__Task inputs__

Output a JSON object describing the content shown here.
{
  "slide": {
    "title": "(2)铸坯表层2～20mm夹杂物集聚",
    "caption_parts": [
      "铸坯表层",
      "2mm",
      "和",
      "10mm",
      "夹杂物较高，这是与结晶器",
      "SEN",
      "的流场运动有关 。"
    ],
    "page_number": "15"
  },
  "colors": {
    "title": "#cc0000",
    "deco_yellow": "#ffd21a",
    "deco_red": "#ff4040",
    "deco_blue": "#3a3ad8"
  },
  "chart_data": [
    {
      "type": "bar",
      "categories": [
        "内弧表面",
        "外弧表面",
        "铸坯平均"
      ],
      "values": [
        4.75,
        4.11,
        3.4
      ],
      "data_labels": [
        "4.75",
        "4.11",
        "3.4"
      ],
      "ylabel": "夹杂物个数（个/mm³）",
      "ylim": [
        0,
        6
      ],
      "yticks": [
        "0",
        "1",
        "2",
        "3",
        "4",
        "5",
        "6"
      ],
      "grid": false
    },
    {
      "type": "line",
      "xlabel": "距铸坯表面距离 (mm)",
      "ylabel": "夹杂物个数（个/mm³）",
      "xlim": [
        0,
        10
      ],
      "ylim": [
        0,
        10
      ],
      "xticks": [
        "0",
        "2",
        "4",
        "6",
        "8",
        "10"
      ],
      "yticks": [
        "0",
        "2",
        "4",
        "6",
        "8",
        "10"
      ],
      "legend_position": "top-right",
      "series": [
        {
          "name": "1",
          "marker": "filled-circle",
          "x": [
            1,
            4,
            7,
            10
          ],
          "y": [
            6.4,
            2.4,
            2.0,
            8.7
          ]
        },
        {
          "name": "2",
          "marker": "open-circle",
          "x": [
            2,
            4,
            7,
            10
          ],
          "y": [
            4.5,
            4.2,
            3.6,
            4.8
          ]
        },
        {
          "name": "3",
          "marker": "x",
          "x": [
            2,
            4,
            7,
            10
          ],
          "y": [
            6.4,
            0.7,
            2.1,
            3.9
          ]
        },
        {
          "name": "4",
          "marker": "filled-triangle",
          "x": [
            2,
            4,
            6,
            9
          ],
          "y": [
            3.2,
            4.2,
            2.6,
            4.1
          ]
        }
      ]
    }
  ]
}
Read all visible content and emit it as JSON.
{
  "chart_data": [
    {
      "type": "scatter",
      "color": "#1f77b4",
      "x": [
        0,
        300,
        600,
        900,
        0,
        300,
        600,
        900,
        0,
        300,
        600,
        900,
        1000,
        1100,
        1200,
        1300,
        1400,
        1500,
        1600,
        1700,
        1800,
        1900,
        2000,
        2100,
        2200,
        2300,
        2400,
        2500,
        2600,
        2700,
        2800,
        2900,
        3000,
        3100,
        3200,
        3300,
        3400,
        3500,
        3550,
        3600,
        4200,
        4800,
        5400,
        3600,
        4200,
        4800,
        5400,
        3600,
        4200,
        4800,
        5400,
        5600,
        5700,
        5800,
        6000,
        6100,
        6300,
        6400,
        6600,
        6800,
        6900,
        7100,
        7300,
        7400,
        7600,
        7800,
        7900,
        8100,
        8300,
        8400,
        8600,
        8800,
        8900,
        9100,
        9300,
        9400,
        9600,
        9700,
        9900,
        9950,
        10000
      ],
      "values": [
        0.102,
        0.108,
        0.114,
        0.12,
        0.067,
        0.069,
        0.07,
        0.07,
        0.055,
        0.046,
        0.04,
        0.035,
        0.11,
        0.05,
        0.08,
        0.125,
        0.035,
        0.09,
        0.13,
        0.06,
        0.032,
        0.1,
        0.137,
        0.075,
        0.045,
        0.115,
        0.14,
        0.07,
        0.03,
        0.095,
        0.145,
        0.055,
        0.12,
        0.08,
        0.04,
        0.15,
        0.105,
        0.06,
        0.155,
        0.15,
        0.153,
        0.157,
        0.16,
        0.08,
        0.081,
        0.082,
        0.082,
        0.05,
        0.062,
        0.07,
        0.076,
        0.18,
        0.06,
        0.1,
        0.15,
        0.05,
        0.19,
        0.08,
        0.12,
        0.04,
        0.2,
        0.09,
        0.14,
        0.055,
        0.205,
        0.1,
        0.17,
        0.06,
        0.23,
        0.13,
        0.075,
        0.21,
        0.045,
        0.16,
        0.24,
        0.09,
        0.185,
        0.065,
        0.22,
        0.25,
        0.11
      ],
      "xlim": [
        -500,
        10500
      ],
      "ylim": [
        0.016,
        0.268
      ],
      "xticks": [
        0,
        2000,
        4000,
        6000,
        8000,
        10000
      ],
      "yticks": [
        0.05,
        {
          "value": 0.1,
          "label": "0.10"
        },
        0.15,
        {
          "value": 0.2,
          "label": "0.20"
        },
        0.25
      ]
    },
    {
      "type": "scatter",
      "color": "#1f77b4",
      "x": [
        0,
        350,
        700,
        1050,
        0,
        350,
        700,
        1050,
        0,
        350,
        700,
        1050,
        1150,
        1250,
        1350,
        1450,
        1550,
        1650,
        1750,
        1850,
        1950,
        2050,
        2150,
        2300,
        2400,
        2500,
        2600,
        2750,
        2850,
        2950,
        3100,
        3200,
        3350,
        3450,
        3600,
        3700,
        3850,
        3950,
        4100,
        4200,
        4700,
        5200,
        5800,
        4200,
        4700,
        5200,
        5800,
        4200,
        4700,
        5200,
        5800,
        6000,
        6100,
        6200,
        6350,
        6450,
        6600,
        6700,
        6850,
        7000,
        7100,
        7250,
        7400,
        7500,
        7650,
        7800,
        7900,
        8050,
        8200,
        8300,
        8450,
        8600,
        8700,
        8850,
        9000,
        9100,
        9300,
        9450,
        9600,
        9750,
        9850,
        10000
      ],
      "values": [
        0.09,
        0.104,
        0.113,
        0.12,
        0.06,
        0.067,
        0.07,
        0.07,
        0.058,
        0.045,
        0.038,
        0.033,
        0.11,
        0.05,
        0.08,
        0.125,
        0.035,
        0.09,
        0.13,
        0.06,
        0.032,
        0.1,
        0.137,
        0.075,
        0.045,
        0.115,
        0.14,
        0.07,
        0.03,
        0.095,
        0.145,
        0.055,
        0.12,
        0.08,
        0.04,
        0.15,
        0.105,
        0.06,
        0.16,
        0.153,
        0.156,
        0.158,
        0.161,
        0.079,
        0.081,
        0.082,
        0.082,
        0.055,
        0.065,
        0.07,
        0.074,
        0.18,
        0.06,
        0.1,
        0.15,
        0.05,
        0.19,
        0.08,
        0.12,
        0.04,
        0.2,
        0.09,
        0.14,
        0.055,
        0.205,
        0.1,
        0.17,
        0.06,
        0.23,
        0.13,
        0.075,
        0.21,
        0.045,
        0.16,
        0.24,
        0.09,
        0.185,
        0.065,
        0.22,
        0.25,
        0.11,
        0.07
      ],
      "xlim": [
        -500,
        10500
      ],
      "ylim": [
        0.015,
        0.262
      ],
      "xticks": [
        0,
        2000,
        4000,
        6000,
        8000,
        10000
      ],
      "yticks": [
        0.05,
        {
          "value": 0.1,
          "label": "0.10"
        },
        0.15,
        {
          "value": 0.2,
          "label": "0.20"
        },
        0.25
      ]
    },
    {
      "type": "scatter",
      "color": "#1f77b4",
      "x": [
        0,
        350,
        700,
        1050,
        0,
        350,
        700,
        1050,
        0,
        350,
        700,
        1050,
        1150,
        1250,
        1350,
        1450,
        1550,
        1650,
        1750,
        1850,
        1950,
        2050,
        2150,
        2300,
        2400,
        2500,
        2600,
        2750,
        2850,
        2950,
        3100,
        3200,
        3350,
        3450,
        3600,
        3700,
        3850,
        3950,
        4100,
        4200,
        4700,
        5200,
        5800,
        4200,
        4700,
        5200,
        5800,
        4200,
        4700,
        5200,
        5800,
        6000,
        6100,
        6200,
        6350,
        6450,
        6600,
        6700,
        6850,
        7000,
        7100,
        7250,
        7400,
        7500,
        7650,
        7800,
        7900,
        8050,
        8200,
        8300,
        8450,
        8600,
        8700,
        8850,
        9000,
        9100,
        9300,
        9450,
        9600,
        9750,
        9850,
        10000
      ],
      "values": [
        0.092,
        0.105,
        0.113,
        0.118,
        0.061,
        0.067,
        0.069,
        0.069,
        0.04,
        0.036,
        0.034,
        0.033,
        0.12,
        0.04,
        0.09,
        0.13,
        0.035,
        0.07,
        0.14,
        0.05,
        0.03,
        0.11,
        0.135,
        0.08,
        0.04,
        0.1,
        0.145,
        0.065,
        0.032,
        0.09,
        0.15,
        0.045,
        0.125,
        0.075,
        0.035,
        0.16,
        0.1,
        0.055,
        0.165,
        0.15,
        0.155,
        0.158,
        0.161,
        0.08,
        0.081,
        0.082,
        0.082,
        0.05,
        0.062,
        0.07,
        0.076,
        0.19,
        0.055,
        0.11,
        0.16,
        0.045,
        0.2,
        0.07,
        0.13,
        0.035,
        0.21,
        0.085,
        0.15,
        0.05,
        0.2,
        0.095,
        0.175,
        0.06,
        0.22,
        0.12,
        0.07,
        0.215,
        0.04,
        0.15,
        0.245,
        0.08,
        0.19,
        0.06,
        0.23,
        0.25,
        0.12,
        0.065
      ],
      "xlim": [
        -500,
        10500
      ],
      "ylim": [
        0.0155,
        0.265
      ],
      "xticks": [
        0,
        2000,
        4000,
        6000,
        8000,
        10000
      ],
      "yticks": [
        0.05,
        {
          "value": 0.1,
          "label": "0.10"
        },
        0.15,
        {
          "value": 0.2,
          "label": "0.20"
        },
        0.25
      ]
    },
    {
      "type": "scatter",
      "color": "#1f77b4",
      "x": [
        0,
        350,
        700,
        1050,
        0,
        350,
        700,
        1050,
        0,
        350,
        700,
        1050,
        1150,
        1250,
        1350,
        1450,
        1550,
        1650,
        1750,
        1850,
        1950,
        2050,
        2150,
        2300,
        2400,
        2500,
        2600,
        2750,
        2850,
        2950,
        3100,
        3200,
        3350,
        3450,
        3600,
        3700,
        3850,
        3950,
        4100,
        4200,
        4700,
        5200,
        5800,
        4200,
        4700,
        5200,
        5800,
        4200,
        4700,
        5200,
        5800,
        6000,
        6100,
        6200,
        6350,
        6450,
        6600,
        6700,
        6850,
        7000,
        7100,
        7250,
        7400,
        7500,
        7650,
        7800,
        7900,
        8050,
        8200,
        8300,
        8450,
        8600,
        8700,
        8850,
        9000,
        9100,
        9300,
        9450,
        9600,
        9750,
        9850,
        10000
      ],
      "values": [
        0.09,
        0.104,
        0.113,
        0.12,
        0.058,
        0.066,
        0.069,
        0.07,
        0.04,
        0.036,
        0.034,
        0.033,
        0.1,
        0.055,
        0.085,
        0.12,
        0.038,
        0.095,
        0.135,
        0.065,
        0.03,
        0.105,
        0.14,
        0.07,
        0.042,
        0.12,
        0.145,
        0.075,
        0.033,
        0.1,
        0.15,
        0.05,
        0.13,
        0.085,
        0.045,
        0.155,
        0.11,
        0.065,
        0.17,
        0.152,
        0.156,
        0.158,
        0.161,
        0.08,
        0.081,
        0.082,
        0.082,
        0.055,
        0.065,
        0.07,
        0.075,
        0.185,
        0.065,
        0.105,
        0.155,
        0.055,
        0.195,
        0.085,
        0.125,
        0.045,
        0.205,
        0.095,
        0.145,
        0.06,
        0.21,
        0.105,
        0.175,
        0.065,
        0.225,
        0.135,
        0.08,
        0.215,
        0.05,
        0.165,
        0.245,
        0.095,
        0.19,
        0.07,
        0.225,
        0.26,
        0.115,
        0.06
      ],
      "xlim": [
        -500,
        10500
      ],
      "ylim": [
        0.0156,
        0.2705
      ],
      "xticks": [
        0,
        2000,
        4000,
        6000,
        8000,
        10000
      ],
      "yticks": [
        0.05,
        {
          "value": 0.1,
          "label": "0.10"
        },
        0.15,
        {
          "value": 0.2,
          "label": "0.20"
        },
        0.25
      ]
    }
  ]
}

__Written task__
Go through the records line by line and count those containing the string "title". Give only the total.

__Complete response__
2